** Required task **
Return each line holding the string "horses".

** Material for the task **
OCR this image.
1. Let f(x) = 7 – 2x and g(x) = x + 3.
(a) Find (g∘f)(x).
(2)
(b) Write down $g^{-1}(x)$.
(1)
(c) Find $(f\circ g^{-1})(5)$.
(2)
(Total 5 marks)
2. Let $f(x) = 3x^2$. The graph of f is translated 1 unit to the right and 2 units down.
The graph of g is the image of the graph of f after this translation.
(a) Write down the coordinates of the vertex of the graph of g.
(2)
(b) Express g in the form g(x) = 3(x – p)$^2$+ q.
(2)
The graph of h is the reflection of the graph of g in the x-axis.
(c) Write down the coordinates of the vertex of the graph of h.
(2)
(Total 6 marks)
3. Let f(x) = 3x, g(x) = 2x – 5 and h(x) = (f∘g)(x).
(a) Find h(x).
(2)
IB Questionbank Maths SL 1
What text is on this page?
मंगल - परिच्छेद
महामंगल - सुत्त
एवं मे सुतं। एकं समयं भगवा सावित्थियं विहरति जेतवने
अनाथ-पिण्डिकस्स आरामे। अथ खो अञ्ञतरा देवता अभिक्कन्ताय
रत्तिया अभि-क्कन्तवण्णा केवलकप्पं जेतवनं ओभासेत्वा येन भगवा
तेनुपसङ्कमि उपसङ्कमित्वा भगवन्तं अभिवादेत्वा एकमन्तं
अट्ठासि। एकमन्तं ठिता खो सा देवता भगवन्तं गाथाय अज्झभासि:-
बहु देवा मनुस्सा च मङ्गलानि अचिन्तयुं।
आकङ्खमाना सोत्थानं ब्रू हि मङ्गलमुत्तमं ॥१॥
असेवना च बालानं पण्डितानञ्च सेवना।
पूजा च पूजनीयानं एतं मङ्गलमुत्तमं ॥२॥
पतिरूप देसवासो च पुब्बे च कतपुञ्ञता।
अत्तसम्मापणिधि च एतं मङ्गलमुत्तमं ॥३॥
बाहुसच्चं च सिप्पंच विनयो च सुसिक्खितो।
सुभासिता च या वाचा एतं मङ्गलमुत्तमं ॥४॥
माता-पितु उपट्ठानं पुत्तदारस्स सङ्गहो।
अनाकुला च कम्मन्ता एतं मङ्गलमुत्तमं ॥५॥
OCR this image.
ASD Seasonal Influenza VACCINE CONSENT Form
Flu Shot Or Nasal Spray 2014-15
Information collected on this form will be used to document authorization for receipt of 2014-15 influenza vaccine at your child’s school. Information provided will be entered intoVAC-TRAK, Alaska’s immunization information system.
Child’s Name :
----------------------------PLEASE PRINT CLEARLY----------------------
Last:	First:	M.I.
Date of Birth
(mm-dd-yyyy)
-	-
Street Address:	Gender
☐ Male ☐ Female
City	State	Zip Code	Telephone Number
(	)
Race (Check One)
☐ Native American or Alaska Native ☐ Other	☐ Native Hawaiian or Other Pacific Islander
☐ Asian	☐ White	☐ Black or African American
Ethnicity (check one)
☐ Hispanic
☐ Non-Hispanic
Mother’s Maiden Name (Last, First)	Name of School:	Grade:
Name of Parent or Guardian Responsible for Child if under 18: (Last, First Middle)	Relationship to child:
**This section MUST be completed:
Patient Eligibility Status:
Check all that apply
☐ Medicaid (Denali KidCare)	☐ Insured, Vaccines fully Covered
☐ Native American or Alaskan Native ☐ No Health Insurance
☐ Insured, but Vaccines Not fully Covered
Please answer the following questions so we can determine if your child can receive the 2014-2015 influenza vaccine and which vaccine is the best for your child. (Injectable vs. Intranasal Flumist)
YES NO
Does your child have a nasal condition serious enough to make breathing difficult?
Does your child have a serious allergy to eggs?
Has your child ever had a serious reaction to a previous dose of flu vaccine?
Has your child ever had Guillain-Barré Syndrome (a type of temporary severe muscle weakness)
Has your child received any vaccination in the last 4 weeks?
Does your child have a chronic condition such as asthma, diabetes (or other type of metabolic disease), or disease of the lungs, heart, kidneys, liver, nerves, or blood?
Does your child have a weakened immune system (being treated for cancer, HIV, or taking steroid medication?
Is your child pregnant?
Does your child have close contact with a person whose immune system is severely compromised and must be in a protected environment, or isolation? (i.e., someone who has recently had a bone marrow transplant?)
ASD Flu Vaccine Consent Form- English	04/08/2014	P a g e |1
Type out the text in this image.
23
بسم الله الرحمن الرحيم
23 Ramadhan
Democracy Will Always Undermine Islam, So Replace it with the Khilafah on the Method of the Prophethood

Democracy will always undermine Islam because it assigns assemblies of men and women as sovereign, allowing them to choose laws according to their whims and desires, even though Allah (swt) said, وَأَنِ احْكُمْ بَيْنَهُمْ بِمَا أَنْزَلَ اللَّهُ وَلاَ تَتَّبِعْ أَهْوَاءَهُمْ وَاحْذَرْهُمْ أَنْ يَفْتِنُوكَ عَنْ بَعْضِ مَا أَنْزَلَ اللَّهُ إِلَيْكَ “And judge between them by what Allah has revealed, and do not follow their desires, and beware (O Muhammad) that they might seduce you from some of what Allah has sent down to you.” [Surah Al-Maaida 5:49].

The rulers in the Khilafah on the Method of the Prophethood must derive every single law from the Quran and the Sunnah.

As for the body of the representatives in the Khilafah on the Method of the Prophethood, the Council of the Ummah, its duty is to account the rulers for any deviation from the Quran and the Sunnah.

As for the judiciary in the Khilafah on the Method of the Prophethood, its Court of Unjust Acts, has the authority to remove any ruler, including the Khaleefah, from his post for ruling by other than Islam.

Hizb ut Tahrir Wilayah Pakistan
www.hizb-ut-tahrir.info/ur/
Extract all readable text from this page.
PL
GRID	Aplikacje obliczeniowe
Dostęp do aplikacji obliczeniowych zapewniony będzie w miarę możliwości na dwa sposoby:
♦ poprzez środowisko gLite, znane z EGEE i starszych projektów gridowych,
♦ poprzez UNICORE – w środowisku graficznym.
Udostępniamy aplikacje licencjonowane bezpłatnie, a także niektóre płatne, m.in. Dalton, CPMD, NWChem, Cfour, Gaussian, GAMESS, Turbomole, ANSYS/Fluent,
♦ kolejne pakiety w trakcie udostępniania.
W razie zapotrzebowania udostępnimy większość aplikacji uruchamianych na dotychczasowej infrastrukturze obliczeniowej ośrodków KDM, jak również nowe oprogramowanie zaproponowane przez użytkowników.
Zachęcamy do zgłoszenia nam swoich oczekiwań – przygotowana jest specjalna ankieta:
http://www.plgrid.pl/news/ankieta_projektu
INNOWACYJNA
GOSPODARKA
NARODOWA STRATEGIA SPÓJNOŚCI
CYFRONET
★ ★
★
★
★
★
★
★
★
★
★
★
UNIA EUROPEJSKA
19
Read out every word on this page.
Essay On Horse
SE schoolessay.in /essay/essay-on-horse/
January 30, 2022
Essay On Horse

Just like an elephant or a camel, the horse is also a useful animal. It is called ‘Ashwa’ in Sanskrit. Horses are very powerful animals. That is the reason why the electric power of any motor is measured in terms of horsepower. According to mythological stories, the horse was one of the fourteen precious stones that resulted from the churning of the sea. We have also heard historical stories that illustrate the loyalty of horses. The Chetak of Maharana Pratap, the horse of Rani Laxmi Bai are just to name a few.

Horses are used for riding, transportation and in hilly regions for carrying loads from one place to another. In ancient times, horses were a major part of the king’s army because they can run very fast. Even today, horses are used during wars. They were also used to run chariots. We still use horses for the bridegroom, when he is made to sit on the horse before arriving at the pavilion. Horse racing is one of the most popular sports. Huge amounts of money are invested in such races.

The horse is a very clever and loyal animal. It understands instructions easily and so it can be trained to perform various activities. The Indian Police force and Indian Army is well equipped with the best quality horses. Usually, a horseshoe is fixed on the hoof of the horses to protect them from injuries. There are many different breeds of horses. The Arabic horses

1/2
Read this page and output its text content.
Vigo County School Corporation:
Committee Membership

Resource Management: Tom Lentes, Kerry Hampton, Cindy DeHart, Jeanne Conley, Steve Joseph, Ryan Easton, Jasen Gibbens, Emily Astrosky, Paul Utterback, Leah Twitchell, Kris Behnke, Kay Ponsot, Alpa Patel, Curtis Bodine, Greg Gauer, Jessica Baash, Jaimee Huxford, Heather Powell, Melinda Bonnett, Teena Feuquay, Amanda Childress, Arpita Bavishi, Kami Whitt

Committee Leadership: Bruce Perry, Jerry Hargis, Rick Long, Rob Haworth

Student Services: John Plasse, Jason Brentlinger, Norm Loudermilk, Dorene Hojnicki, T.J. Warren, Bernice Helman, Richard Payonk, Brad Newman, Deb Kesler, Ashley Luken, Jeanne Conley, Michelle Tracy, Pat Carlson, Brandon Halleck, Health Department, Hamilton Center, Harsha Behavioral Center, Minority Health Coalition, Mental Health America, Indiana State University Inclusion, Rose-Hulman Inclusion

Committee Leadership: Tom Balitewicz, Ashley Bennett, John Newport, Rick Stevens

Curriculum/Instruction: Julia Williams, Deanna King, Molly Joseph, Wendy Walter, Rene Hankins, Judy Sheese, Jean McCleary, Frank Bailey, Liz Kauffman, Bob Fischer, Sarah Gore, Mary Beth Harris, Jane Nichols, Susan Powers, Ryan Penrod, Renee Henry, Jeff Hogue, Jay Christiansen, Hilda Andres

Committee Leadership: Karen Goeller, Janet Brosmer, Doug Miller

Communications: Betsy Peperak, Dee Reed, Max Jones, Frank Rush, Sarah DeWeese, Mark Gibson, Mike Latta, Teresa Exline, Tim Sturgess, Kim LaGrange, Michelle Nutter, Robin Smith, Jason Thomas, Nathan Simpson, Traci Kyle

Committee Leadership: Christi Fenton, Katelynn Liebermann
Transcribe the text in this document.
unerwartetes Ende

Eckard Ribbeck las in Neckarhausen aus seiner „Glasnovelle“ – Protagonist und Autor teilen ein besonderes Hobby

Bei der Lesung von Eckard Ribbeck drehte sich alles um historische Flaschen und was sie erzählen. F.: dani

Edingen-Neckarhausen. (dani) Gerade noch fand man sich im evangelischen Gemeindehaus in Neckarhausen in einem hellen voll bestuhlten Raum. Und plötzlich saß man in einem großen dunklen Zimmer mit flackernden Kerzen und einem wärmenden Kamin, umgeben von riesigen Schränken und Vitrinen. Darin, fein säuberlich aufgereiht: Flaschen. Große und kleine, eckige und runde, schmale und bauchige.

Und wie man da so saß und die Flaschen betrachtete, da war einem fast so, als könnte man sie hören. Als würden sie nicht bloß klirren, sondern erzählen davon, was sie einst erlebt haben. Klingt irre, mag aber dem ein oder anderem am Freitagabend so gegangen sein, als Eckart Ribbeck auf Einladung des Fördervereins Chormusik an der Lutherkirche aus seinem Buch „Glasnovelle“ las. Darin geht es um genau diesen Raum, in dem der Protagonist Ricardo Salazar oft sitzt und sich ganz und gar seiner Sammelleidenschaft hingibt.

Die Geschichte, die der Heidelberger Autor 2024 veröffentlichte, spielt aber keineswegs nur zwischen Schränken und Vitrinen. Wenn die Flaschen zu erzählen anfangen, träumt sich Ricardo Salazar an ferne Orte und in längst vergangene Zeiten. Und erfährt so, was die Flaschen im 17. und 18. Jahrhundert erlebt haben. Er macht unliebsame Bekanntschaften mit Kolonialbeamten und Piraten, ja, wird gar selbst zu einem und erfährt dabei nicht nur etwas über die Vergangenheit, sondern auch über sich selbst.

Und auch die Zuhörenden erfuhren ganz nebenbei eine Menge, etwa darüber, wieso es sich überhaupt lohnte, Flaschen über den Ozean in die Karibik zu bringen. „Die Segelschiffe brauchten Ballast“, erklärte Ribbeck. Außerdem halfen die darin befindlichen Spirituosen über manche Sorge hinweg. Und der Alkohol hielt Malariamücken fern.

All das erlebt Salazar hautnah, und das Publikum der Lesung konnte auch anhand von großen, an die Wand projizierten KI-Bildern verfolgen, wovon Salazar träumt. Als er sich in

** Final answer **
Just like an elephant or a camel, the horse is also a useful animal. It is called ‘Ashwa’ in Sanskrit. Horses are very powerful animals. That is the reason why the electric power of any motor is measured in terms of horsepower. According to mythological stories, the horse was one of the fourteen precious stones that resulted from the churning of the sea. We have also heard historical stories that illustrate the loyalty of horses. The Chetak of Maharana Pratap, the horse of Rani Laxmi Bai are just to name a few.
Horses are used for riding, transportation and in hilly regions for carrying loads from one place to another. In ancient times, horses were a major part of the king’s army because they can run very fast. Even today, horses are used during wars. They were also used to run chariots. We still use horses for the bridegroom, when he is made to sit on the horse before arriving at the pavilion. Horse racing is one of the most popular sports. Huge amounts of money are invested in such races.
The horse is a very clever and loyal animal. It understands instructions easily and so it can be trained to perform various activities. The Indian Police force and Indian Army is well equipped with the best quality horses. Usually, a horseshoe is fixed on the hoof of the horses to protect them from injuries. There are many different breeds of horses. The Arabic horses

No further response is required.